▶ Task requirements
Print all the entries verbatim.

Raw records

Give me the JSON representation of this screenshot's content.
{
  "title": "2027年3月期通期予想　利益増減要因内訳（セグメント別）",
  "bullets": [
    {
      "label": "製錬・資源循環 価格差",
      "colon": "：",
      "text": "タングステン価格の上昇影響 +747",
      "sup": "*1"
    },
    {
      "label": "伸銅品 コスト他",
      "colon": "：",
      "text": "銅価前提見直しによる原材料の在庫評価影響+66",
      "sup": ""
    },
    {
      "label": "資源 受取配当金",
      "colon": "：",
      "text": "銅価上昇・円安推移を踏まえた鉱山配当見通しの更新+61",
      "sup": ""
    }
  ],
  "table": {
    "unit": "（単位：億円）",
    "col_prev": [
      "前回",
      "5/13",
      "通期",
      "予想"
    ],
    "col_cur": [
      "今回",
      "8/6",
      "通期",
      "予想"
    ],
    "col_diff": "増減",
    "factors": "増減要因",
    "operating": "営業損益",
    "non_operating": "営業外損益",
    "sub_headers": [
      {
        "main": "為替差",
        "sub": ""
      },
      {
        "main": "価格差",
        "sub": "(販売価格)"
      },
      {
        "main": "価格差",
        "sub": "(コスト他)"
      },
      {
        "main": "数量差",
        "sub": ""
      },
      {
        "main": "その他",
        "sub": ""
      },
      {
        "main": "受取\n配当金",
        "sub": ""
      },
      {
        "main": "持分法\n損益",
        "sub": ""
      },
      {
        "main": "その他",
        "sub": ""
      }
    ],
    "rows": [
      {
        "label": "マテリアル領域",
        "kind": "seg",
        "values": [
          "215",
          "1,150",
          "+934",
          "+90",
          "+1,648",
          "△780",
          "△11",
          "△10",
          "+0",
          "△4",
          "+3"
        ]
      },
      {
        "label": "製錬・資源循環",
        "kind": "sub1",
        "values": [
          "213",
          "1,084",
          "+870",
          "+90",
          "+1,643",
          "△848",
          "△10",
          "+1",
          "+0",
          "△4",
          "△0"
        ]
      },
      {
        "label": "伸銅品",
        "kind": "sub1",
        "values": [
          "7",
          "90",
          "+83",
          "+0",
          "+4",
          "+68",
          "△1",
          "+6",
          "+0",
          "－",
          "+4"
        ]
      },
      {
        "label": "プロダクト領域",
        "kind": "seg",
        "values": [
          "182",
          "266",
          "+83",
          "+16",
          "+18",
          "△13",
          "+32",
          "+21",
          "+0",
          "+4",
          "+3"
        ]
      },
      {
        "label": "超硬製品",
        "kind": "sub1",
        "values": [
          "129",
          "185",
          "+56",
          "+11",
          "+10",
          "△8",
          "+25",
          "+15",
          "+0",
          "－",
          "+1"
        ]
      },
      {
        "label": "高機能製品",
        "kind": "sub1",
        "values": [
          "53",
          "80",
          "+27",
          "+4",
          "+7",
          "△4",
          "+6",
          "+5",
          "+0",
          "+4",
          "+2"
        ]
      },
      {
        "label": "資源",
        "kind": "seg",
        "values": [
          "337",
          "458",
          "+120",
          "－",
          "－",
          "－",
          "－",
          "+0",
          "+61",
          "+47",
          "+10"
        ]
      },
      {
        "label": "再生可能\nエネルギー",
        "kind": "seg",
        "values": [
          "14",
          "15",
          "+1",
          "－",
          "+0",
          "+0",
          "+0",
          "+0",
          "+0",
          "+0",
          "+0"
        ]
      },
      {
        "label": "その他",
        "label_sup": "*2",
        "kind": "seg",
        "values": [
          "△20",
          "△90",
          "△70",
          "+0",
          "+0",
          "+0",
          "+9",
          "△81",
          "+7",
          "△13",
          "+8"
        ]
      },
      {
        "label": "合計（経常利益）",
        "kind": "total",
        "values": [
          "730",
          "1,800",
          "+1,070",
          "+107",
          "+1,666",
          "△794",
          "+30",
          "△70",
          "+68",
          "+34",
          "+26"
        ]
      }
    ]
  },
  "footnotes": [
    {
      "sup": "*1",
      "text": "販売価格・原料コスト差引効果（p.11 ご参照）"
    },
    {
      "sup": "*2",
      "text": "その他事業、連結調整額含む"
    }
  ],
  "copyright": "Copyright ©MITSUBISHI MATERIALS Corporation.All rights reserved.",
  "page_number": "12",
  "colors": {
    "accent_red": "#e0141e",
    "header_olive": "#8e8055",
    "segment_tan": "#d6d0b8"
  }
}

▶ Task output
Give me the JSON representation of this screenshot's content.
{
  "title": "2027年3月期通期予想　利益増減要因内訳（セグメント別）",
  "bullets": [
    {
      "label": "製錬・資源循環 価格差",
      "colon": "：",
      "text": "タングステン価格の上昇影響 +747",
      "sup": "*1"
    },
    {
      "label": "伸銅品 コスト他",
      "colon": "：",
      "text": "銅価前提見直しによる原材料の在庫評価影響+66",
      "sup": ""
    },
    {
      "label": "資源 受取配当金",
      "colon": "：",
      "text": "銅価上昇・円安推移を踏まえた鉱山配当見通しの更新+61",
      "sup": ""
    }
  ],
  "table": {
    "unit": "（単位：億円）",
    "col_prev": [
      "前回",
      "5/13",
      "通期",
      "予想"
    ],
    "col_cur": [
      "今回",
      "8/6",
      "通期",
      "予想"
    ],
    "col_diff": "増減",
    "factors": "増減要因",
    "operating": "営業損益",
    "non_operating": "営業外損益",
    "sub_headers": [
      {
        "main": "為替差",
        "sub": ""
      },
      {
        "main": "価格差",
        "sub": "(販売価格)"
      },
      {
        "main": "価格差",
        "sub": "(コスト他)"
      },
      {
        "main": "数量差",
        "sub": ""
      },
      {
        "main": "その他",
        "sub": ""
      },
      {
        "main": "受取\n配当金",
        "sub": ""
      },
      {
        "main": "持分法\n損益",
        "sub": ""
      },
      {
        "main": "その他",
        "sub": ""
      }
    ],
    "rows": [
      {
        "label": "マテリアル領域",
        "kind": "seg",
        "values": [
          "215",
          "1,150",
          "+934",
          "+90",
          "+1,648",
          "△780",
          "△11",
          "△10",
          "+0",
          "△4",
          "+3"
        ]
      },
      {
        "label": "製錬・資源循環",
        "kind": "sub1",
        "values": [
          "213",
          "1,084",
          "+870",
          "+90",
          "+1,643",
          "△848",
          "△10",
          "+1",
          "+0",
          "△4",
          "△0"
        ]
      },
      {
        "label": "伸銅品",
        "kind": "sub1",
        "values": [
          "7",
          "90",
          "+83",
          "+0",
          "+4",
          "+68",
          "△1",
          "+6",
          "+0",
          "－",
          "+4"
        ]
      },
      {
        "label": "プロダクト領域",
        "kind": "seg",
        "values": [
          "182",
          "266",
          "+83",
          "+16",
          "+18",
          "△13",
          "+32",
          "+21",
          "+0",
          "+4",
          "+3"
        ]
      },
      {
        "label": "超硬製品",
        "kind": "sub1",
        "values": [
          "129",
          "185",
          "+56",
          "+11",
          "+10",
          "△8",
          "+25",
          "+15",
          "+0",
          "－",
          "+1"
        ]
      },
      {
        "label": "高機能製品",
        "kind": "sub1",
        "values": [
          "53",
          "80",
          "+27",
          "+4",
          "+7",
          "△4",
          "+6",
          "+5",
          "+0",
          "+4",
          "+2"
        ]
      },
      {
        "label": "資源",
        "kind": "seg",
        "values": [
          "337",
          "458",
          "+120",
          "－",
          "－",
          "－",
          "－",
          "+0",
          "+61",
          "+47",
          "+10"
        ]
      },
      {
        "label": "再生可能\nエネルギー",
        "kind": "seg",
        "values": [
          "14",
          "15",
          "+1",
          "－",
          "+0",
          "+0",
          "+0",
          "+0",
          "+0",
          "+0",
          "+0"
        ]
      },
      {
        "label": "その他",
        "label_sup": "*2",
        "kind": "seg",
        "values": [
          "△20",
          "△90",
          "△70",
          "+0",
          "+0",
          "+0",
          "+9",
          "△81",
          "+7",
          "△13",
          "+8"
        ]
      },
      {
        "label": "合計（経常利益）",
        "kind": "total",
        "values": [
          "730",
          "1,800",
          "+1,070",
          "+107",
          "+1,666",
          "△794",
          "+30",
          "△70",
          "+68",
          "+34",
          "+26"
        ]
      }
    ]
  },
  "footnotes": [
    {
      "sup": "*1",
      "text": "販売価格・原料コスト差引効果（p.11 ご参照）"
    },
    {
      "sup": "*2",
      "text": "その他事業、連結調整額含む"
    }
  ],
  "copyright": "Copyright ©MITSUBISHI MATERIALS Corporation.All rights reserved.",
  "page_number": "12",
  "colors": {
    "accent_red": "#e0141e",
    "header_olive": "#8e8055",
    "segment_tan": "#d6d0b8"
  }
}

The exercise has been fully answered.